#### INFORMATION SUPPLIED ####
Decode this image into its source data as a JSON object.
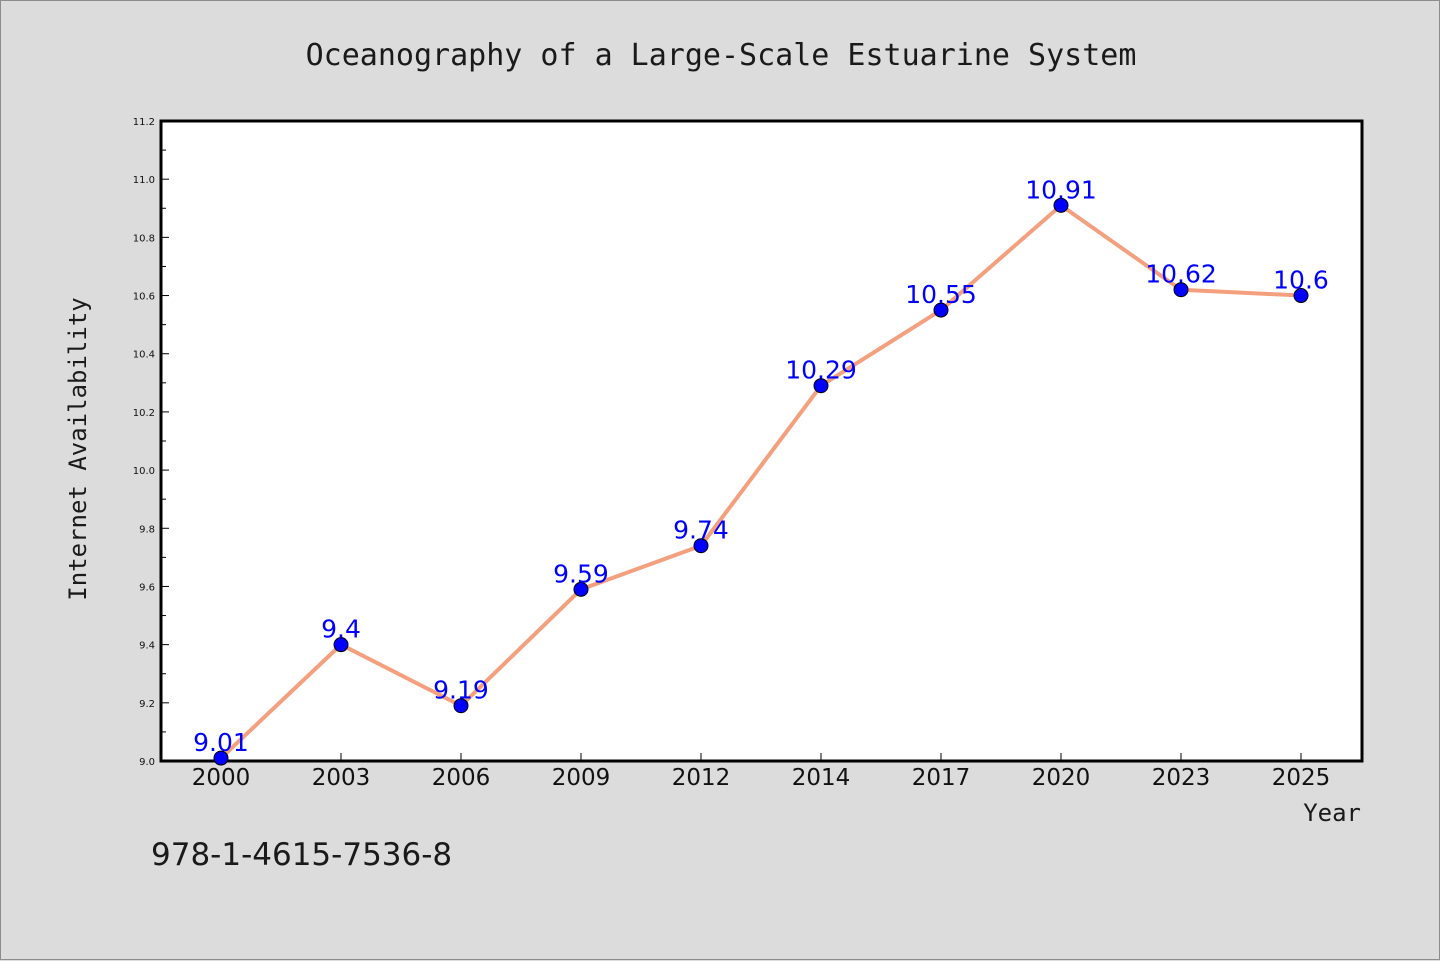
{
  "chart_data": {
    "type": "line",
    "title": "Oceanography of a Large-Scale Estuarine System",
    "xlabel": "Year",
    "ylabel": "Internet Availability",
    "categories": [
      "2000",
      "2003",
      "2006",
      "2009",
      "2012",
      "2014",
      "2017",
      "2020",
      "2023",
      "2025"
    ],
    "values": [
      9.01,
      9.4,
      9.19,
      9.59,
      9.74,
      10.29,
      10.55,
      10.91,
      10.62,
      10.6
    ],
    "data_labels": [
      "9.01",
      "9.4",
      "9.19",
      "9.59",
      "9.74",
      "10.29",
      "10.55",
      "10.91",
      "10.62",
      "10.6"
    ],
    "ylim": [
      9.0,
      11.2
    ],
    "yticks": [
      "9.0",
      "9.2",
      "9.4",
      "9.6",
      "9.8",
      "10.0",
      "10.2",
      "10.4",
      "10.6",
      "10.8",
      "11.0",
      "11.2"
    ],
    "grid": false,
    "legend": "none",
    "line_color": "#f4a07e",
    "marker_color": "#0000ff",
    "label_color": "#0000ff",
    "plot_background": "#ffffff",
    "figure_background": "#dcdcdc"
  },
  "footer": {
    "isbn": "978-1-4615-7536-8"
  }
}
####
§ WHAT YOU WILL DO: Restate the whole listing above exactly, except for its images.

§ WRITTEN SOLUTION:
Decode this image into its source data as a JSON object.
{
  "chart_data": {
    "type": "line",
    "title": "Oceanography of a Large-Scale Estuarine System",
    "xlabel": "Year",
    "ylabel": "Internet Availability",
    "categories": [
      "2000",
      "2003",
      "2006",
      "2009",
      "2012",
      "2014",
      "2017",
      "2020",
      "2023",
      "2025"
    ],
    "values": [
      9.01,
      9.4,
      9.19,
      9.59,
      9.74,
      10.29,
      10.55,
      10.91,
      10.62,
      10.6
    ],
    "data_labels": [
      "9.01",
      "9.4",
      "9.19",
      "9.59",
      "9.74",
      "10.29",
      "10.55",
      "10.91",
      "10.62",
      "10.6"
    ],
    "ylim": [
      9.0,
      11.2
    ],
    "yticks": [
      "9.0",
      "9.2",
      "9.4",
      "9.6",
      "9.8",
      "10.0",
      "10.2",
      "10.4",
      "10.6",
      "10.8",
      "11.0",
      "11.2"
    ],
    "grid": false,
    "legend": "none",
    "line_color": "#f4a07e",
    "marker_color": "#0000ff",
    "label_color": "#0000ff",
    "plot_background": "#ffffff",
    "figure_background": "#dcdcdc"
  },
  "footer": {
    "isbn": "978-1-4615-7536-8"
  }
}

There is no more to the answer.